Give the records back in full, exactly as they read.

** START OF Data excerpts **

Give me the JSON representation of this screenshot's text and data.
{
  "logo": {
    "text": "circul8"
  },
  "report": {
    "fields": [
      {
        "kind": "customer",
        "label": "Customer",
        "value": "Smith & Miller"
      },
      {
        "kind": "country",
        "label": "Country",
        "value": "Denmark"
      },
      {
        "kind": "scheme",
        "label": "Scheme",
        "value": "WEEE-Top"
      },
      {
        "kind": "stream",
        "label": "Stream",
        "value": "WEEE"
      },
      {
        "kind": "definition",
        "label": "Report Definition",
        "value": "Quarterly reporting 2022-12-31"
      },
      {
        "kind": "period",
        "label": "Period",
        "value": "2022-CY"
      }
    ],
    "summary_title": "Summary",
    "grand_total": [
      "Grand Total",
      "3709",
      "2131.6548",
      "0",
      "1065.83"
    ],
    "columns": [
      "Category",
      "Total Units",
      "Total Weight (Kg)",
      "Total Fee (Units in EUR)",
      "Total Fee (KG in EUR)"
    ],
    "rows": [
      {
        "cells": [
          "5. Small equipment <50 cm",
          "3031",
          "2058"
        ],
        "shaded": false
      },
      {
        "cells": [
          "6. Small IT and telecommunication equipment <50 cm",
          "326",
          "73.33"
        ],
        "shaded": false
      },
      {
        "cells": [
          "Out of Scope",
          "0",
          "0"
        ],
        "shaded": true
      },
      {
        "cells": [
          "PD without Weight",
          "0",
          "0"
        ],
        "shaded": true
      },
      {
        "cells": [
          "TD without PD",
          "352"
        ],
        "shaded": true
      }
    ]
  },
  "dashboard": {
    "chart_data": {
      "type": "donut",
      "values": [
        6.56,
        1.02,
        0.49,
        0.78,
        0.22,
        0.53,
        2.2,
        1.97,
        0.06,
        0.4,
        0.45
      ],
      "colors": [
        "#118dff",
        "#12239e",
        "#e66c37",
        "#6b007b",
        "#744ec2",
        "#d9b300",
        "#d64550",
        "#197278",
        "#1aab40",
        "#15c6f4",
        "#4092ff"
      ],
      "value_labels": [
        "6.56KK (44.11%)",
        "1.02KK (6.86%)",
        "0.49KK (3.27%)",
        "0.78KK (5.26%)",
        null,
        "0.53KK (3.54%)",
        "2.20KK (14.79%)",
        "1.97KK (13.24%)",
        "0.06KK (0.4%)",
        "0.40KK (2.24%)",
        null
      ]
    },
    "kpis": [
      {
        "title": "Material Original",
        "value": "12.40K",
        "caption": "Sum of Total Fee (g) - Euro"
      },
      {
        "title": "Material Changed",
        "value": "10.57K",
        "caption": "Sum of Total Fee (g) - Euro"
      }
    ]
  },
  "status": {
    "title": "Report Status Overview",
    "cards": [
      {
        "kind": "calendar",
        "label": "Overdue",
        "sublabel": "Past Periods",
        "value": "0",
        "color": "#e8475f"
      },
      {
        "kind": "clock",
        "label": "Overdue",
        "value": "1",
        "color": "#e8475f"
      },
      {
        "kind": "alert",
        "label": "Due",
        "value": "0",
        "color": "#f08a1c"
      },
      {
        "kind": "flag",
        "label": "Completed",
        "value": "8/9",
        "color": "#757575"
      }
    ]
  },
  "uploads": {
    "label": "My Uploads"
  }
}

** END OF Data excerpts **

Response to this task =>
Give me the JSON representation of this screenshot's text and data.
{
  "logo": {
    "text": "circul8"
  },
  "report": {
    "fields": [
      {
        "kind": "customer",
        "label": "Customer",
        "value": "Smith & Miller"
      },
      {
        "kind": "country",
        "label": "Country",
        "value": "Denmark"
      },
      {
        "kind": "scheme",
        "label": "Scheme",
        "value": "WEEE-Top"
      },
      {
        "kind": "stream",
        "label": "Stream",
        "value": "WEEE"
      },
      {
        "kind": "definition",
        "label": "Report Definition",
        "value": "Quarterly reporting 2022-12-31"
      },
      {
        "kind": "period",
        "label": "Period",
        "value": "2022-CY"
      }
    ],
    "summary_title": "Summary",
    "grand_total": [
      "Grand Total",
      "3709",
      "2131.6548",
      "0",
      "1065.83"
    ],
    "columns": [
      "Category",
      "Total Units",
      "Total Weight (Kg)",
      "Total Fee (Units in EUR)",
      "Total Fee (KG in EUR)"
    ],
    "rows": [
      {
        "cells": [
          "5. Small equipment <50 cm",
          "3031",
          "2058"
        ],
        "shaded": false
      },
      {
        "cells": [
          "6. Small IT and telecommunication equipment <50 cm",
          "326",
          "73.33"
        ],
        "shaded": false
      },
      {
        "cells": [
          "Out of Scope",
          "0",
          "0"
        ],
        "shaded": true
      },
      {
        "cells": [
          "PD without Weight",
          "0",
          "0"
        ],
        "shaded": true
      },
      {
        "cells": [
          "TD without PD",
          "352"
        ],
        "shaded": true
      }
    ]
  },
  "dashboard": {
    "chart_data": {
      "type": "donut",
      "values": [
        6.56,
        1.02,
        0.49,
        0.78,
        0.22,
        0.53,
        2.2,
        1.97,
        0.06,
        0.4,
        0.45
      ],
      "colors": [
        "#118dff",
        "#12239e",
        "#e66c37",
        "#6b007b",
        "#744ec2",
        "#d9b300",
        "#d64550",
        "#197278",
        "#1aab40",
        "#15c6f4",
        "#4092ff"
      ],
      "value_labels": [
        "6.56KK (44.11%)",
        "1.02KK (6.86%)",
        "0.49KK (3.27%)",
        "0.78KK (5.26%)",
        null,
        "0.53KK (3.54%)",
        "2.20KK (14.79%)",
        "1.97KK (13.24%)",
        "0.06KK (0.4%)",
        "0.40KK (2.24%)",
        null
      ]
    },
    "kpis": [
      {
        "title": "Material Original",
        "value": "12.40K",
        "caption": "Sum of Total Fee (g) - Euro"
      },
      {
        "title": "Material Changed",
        "value": "10.57K",
        "caption": "Sum of Total Fee (g) - Euro"
      }
    ]
  },
  "status": {
    "title": "Report Status Overview",
    "cards": [
      {
        "kind": "calendar",
        "label": "Overdue",
        "sublabel": "Past Periods",
        "value": "0",
        "color": "#e8475f"
      },
      {
        "kind": "clock",
        "label": "Overdue",
        "value": "1",
        "color": "#e8475f"
      },
      {
        "kind": "alert",
        "label": "Due",
        "value": "0",
        "color": "#f08a1c"
      },
      {
        "kind": "flag",
        "label": "Completed",
        "value": "8/9",
        "color": "#757575"
      }
    ]
  },
  "uploads": {
    "label": "My Uploads"
  }
}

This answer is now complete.